■ **REQUIRED WORK**
Repeat the listing below in full, exactly as it stands.

** begin RECORD EXTRACTS **

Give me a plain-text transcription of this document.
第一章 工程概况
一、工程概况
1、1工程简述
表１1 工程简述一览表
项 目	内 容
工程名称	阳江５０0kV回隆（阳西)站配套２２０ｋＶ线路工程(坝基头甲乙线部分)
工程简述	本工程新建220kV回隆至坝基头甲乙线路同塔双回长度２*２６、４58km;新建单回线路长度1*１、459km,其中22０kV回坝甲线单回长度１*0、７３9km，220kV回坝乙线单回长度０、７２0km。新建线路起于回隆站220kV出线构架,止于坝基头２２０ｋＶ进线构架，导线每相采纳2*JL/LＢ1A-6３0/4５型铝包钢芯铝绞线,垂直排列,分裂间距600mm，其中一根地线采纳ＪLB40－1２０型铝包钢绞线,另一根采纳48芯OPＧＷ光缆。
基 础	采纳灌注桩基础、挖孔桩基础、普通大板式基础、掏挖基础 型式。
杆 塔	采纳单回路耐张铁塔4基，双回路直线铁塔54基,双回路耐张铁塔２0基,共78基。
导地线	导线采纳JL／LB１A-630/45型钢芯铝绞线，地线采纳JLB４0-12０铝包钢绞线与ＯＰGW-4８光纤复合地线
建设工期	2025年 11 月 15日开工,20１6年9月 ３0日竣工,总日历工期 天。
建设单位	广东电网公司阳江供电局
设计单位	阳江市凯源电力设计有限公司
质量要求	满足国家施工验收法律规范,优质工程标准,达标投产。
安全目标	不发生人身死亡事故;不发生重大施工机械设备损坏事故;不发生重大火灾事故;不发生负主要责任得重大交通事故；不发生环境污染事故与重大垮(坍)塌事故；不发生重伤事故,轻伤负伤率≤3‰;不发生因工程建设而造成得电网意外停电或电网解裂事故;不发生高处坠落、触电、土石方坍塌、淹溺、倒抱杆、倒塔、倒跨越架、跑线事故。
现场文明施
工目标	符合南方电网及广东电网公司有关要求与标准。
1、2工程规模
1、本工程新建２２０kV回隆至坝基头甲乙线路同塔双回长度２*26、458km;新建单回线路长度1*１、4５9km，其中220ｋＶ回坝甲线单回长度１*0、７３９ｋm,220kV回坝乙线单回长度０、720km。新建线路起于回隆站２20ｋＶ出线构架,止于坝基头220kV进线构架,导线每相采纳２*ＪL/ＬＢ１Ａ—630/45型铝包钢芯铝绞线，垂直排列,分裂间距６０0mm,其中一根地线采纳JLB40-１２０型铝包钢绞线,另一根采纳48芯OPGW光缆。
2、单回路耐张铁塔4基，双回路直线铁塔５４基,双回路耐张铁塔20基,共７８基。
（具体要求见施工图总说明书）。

** end RECORD EXTRACTS **

■ **ANSWER IN FULL**
Give me a plain-text transcription of this document.
第一章 工程概况
一、工程概况
1、1工程简述
表１1 工程简述一览表
项 目	内 容
工程名称	阳江５０0kV回隆（阳西)站配套２２０ｋＶ线路工程(坝基头甲乙线部分)
工程简述	本工程新建220kV回隆至坝基头甲乙线路同塔双回长度２*２６、４58km;新建单回线路长度1*１、459km,其中22０kV回坝甲线单回长度１*0、７３9km，220kV回坝乙线单回长度０、７２0km。新建线路起于回隆站220kV出线构架,止于坝基头２２０ｋＶ进线构架，导线每相采纳2*JL/LＢ1A-6３0/4５型铝包钢芯铝绞线,垂直排列,分裂间距600mm，其中一根地线采纳ＪLB40－1２０型铝包钢绞线,另一根采纳48芯OPＧＷ光缆。
基 础	采纳灌注桩基础、挖孔桩基础、普通大板式基础、掏挖基础 型式。
杆 塔	采纳单回路耐张铁塔4基，双回路直线铁塔54基,双回路耐张铁塔２0基,共78基。
导地线	导线采纳JL／LB１A-630/45型钢芯铝绞线，地线采纳JLB４0-12０铝包钢绞线与ＯＰGW-4８光纤复合地线
建设工期	2025年 11 月 15日开工,20１6年9月 ３0日竣工,总日历工期 天。
建设单位	广东电网公司阳江供电局
设计单位	阳江市凯源电力设计有限公司
质量要求	满足国家施工验收法律规范,优质工程标准,达标投产。
安全目标	不发生人身死亡事故;不发生重大施工机械设备损坏事故;不发生重大火灾事故;不发生负主要责任得重大交通事故；不发生环境污染事故与重大垮(坍)塌事故；不发生重伤事故,轻伤负伤率≤3‰;不发生因工程建设而造成得电网意外停电或电网解裂事故;不发生高处坠落、触电、土石方坍塌、淹溺、倒抱杆、倒塔、倒跨越架、跑线事故。
现场文明施
工目标	符合南方电网及广东电网公司有关要求与标准。
1、2工程规模
1、本工程新建２２０kV回隆至坝基头甲乙线路同塔双回长度２*26、458km;新建单回线路长度1*１、4５9km，其中220ｋＶ回坝甲线单回长度１*0、７３９ｋm,220kV回坝乙线单回长度０、720km。新建线路起于回隆站２20ｋＶ出线构架,止于坝基头220kV进线构架,导线每相采纳２*ＪL/ＬＢ１Ａ—630/45型铝包钢芯铝绞线，垂直排列,分裂间距６０0mm,其中一根地线采纳JLB40-１２０型铝包钢绞线,另一根采纳48芯OPGW光缆。
2、单回路耐张铁塔4基，双回路直线铁塔５４基,双回路耐张铁塔20基,共７８基。
（具体要求见施工图总说明书）。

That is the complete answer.